Exercise inputs:

☆ ☆ ☆ ☆

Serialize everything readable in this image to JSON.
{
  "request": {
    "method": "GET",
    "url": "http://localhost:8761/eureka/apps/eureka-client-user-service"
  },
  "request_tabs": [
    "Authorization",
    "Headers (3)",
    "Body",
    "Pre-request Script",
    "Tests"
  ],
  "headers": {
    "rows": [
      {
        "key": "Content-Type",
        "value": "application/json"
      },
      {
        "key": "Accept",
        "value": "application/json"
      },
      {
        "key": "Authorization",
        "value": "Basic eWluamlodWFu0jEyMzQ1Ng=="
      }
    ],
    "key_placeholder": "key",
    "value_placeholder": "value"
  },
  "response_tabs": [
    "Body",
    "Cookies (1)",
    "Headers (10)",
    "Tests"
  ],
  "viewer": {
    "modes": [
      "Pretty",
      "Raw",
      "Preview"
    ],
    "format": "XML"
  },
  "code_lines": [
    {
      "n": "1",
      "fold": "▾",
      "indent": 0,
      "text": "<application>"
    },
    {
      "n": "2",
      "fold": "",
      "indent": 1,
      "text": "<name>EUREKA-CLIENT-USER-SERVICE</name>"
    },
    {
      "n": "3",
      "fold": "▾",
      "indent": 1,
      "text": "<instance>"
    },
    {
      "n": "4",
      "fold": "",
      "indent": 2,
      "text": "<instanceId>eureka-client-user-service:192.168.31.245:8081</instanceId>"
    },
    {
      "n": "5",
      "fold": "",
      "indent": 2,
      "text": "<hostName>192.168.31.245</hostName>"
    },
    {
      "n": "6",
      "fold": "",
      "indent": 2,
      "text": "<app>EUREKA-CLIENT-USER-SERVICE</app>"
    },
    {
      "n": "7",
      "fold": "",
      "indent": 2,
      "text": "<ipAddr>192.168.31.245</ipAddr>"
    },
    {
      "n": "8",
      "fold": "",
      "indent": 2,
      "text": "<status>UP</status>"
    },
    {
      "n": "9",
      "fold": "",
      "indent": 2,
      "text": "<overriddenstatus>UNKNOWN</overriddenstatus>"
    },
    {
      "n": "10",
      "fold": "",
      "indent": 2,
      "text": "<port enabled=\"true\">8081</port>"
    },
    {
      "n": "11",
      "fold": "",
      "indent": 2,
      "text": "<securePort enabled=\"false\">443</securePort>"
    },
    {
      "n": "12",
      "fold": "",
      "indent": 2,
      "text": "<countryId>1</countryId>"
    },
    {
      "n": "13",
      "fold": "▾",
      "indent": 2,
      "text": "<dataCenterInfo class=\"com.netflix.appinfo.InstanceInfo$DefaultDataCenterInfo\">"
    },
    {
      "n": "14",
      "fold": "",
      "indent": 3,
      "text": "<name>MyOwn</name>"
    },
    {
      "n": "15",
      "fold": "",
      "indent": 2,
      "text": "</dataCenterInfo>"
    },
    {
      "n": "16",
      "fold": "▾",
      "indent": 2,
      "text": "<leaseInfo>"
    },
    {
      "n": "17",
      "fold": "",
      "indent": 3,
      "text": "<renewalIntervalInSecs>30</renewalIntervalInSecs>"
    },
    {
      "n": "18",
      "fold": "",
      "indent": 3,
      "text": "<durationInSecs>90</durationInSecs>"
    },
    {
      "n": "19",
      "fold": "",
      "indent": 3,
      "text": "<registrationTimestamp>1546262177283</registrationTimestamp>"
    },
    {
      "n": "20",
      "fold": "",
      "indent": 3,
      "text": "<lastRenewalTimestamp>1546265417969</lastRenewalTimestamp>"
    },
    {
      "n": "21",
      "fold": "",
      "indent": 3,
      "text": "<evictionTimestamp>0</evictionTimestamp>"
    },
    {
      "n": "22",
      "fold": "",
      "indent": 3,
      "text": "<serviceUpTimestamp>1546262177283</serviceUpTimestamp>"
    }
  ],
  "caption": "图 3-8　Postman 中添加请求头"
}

☆ ☆ ☆ ☆

Problem:
All of the records must be retyped exactly as they are.

Answer to the task:
Serialize everything readable in this image to JSON.
{
  "request": {
    "method": "GET",
    "url": "http://localhost:8761/eureka/apps/eureka-client-user-service"
  },
  "request_tabs": [
    "Authorization",
    "Headers (3)",
    "Body",
    "Pre-request Script",
    "Tests"
  ],
  "headers": {
    "rows": [
      {
        "key": "Content-Type",
        "value": "application/json"
      },
      {
        "key": "Accept",
        "value": "application/json"
      },
      {
        "key": "Authorization",
        "value": "Basic eWluamlodWFu0jEyMzQ1Ng=="
      }
    ],
    "key_placeholder": "key",
    "value_placeholder": "value"
  },
  "response_tabs": [
    "Body",
    "Cookies (1)",
    "Headers (10)",
    "Tests"
  ],
  "viewer": {
    "modes": [
      "Pretty",
      "Raw",
      "Preview"
    ],
    "format": "XML"
  },
  "code_lines": [
    {
      "n": "1",
      "fold": "▾",
      "indent": 0,
      "text": "<application>"
    },
    {
      "n": "2",
      "fold": "",
      "indent": 1,
      "text": "<name>EUREKA-CLIENT-USER-SERVICE</name>"
    },
    {
      "n": "3",
      "fold": "▾",
      "indent": 1,
      "text": "<instance>"
    },
    {
      "n": "4",
      "fold": "",
      "indent": 2,
      "text": "<instanceId>eureka-client-user-service:192.168.31.245:8081</instanceId>"
    },
    {
      "n": "5",
      "fold": "",
      "indent": 2,
      "text": "<hostName>192.168.31.245</hostName>"
    },
    {
      "n": "6",
      "fold": "",
      "indent": 2,
      "text": "<app>EUREKA-CLIENT-USER-SERVICE</app>"
    },
    {
      "n": "7",
      "fold": "",
      "indent": 2,
      "text": "<ipAddr>192.168.31.245</ipAddr>"
    },
    {
      "n": "8",
      "fold": "",
      "indent": 2,
      "text": "<status>UP</status>"
    },
    {
      "n": "9",
      "fold": "",
      "indent": 2,
      "text": "<overriddenstatus>UNKNOWN</overriddenstatus>"
    },
    {
      "n": "10",
      "fold": "",
      "indent": 2,
      "text": "<port enabled=\"true\">8081</port>"
    },
    {
      "n": "11",
      "fold": "",
      "indent": 2,
      "text": "<securePort enabled=\"false\">443</securePort>"
    },
    {
      "n": "12",
      "fold": "",
      "indent": 2,
      "text": "<countryId>1</countryId>"
    },
    {
      "n": "13",
      "fold": "▾",
      "indent": 2,
      "text": "<dataCenterInfo class=\"com.netflix.appinfo.InstanceInfo$DefaultDataCenterInfo\">"
    },
    {
      "n": "14",
      "fold": "",
      "indent": 3,
      "text": "<name>MyOwn</name>"
    },
    {
      "n": "15",
      "fold": "",
      "indent": 2,
      "text": "</dataCenterInfo>"
    },
    {
      "n": "16",
      "fold": "▾",
      "indent": 2,
      "text": "<leaseInfo>"
    },
    {
      "n": "17",
      "fold": "",
      "indent": 3,
      "text": "<renewalIntervalInSecs>30</renewalIntervalInSecs>"
    },
    {
      "n": "18",
      "fold": "",
      "indent": 3,
      "text": "<durationInSecs>90</durationInSecs>"
    },
    {
      "n": "19",
      "fold": "",
      "indent": 3,
      "text": "<registrationTimestamp>1546262177283</registrationTimestamp>"
    },
    {
      "n": "20",
      "fold": "",
      "indent": 3,
      "text": "<lastRenewalTimestamp>1546265417969</lastRenewalTimestamp>"
    },
    {
      "n": "21",
      "fold": "",
      "indent": 3,
      "text": "<evictionTimestamp>0</evictionTimestamp>"
    },
    {
      "n": "22",
      "fold": "",
      "indent": 3,
      "text": "<serviceUpTimestamp>1546262177283</serviceUpTimestamp>"
    }
  ],
  "caption": "图 3-8　Postman 中添加请求头"
}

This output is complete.